[Data entries]

____________________

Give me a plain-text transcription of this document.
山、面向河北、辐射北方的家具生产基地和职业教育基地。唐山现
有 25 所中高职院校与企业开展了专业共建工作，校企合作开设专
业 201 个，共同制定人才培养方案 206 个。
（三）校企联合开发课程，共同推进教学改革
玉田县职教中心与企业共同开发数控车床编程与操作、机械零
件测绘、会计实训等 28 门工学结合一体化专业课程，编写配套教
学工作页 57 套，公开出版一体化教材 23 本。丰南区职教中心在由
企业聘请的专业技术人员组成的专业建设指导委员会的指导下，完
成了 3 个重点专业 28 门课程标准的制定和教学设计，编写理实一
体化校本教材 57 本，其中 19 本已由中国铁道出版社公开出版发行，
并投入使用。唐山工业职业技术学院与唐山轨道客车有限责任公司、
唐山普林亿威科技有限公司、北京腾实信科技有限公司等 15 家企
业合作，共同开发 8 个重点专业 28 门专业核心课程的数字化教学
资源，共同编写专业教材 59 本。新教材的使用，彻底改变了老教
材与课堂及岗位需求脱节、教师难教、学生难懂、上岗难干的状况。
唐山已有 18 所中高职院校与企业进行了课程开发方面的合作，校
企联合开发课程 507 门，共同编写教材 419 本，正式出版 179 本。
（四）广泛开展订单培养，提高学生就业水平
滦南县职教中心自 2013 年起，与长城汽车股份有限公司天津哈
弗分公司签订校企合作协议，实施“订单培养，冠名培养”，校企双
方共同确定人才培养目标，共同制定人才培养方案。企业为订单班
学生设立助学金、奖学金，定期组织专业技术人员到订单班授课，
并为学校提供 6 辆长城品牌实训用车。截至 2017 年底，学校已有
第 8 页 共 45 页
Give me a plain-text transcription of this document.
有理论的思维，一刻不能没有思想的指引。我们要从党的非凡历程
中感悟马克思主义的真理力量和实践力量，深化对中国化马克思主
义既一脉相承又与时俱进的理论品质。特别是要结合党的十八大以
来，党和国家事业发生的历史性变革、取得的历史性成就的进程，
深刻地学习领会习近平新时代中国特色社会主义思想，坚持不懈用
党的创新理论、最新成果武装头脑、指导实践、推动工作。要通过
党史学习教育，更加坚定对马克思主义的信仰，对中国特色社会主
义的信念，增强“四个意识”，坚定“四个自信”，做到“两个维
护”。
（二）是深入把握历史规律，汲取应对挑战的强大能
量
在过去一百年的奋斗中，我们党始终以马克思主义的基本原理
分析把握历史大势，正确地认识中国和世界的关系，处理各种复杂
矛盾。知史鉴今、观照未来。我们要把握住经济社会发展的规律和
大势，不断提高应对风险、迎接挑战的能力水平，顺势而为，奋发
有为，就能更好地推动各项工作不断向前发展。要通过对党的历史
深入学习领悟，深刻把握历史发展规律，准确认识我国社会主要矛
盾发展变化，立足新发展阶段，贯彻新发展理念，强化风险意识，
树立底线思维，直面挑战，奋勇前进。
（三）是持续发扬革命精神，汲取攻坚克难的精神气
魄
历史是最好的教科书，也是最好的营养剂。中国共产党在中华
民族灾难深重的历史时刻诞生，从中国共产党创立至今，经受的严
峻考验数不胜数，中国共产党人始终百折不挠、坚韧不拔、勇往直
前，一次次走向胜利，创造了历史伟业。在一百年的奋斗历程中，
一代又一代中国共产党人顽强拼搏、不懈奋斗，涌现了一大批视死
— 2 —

____________________

> **Exercise**
Provide an exact reproduction of all the entries shown above.

> **Finished task**
Give me a plain-text transcription of this document.
山、面向河北、辐射北方的家具生产基地和职业教育基地。唐山现
有 25 所中高职院校与企业开展了专业共建工作，校企合作开设专
业 201 个，共同制定人才培养方案 206 个。
（三）校企联合开发课程，共同推进教学改革
玉田县职教中心与企业共同开发数控车床编程与操作、机械零
件测绘、会计实训等 28 门工学结合一体化专业课程，编写配套教
学工作页 57 套，公开出版一体化教材 23 本。丰南区职教中心在由
企业聘请的专业技术人员组成的专业建设指导委员会的指导下，完
成了 3 个重点专业 28 门课程标准的制定和教学设计，编写理实一
体化校本教材 57 本，其中 19 本已由中国铁道出版社公开出版发行，
并投入使用。唐山工业职业技术学院与唐山轨道客车有限责任公司、
唐山普林亿威科技有限公司、北京腾实信科技有限公司等 15 家企
业合作，共同开发 8 个重点专业 28 门专业核心课程的数字化教学
资源，共同编写专业教材 59 本。新教材的使用，彻底改变了老教
材与课堂及岗位需求脱节、教师难教、学生难懂、上岗难干的状况。
唐山已有 18 所中高职院校与企业进行了课程开发方面的合作，校
企联合开发课程 507 门，共同编写教材 419 本，正式出版 179 本。
（四）广泛开展订单培养，提高学生就业水平
滦南县职教中心自 2013 年起，与长城汽车股份有限公司天津哈
弗分公司签订校企合作协议，实施“订单培养，冠名培养”，校企双
方共同确定人才培养目标，共同制定人才培养方案。企业为订单班
学生设立助学金、奖学金，定期组织专业技术人员到订单班授课，
并为学校提供 6 辆长城品牌实训用车。截至 2017 年底，学校已有
第 8 页 共 45 页
Give me a plain-text transcription of this document.
有理论的思维，一刻不能没有思想的指引。我们要从党的非凡历程
中感悟马克思主义的真理力量和实践力量，深化对中国化马克思主
义既一脉相承又与时俱进的理论品质。特别是要结合党的十八大以
来，党和国家事业发生的历史性变革、取得的历史性成就的进程，
深刻地学习领会习近平新时代中国特色社会主义思想，坚持不懈用
党的创新理论、最新成果武装头脑、指导实践、推动工作。要通过
党史学习教育，更加坚定对马克思主义的信仰，对中国特色社会主
义的信念，增强“四个意识”，坚定“四个自信”，做到“两个维
护”。
（二）是深入把握历史规律，汲取应对挑战的强大能
量
在过去一百年的奋斗中，我们党始终以马克思主义的基本原理
分析把握历史大势，正确地认识中国和世界的关系，处理各种复杂
矛盾。知史鉴今、观照未来。我们要把握住经济社会发展的规律和
大势，不断提高应对风险、迎接挑战的能力水平，顺势而为，奋发
有为，就能更好地推动各项工作不断向前发展。要通过对党的历史
深入学习领悟，深刻把握历史发展规律，准确认识我国社会主要矛
盾发展变化，立足新发展阶段，贯彻新发展理念，强化风险意识，
树立底线思维，直面挑战，奋勇前进。
（三）是持续发扬革命精神，汲取攻坚克难的精神气
魄
历史是最好的教科书，也是最好的营养剂。中国共产党在中华
民族灾难深重的历史时刻诞生，从中国共产党创立至今，经受的严
峻考验数不胜数，中国共产党人始终百折不挠、坚韧不拔、勇往直
前，一次次走向胜利，创造了历史伟业。在一百年的奋斗历程中，
一代又一代中国共产党人顽强拼搏、不懈奋斗，涌现了一大批视死
— 2 —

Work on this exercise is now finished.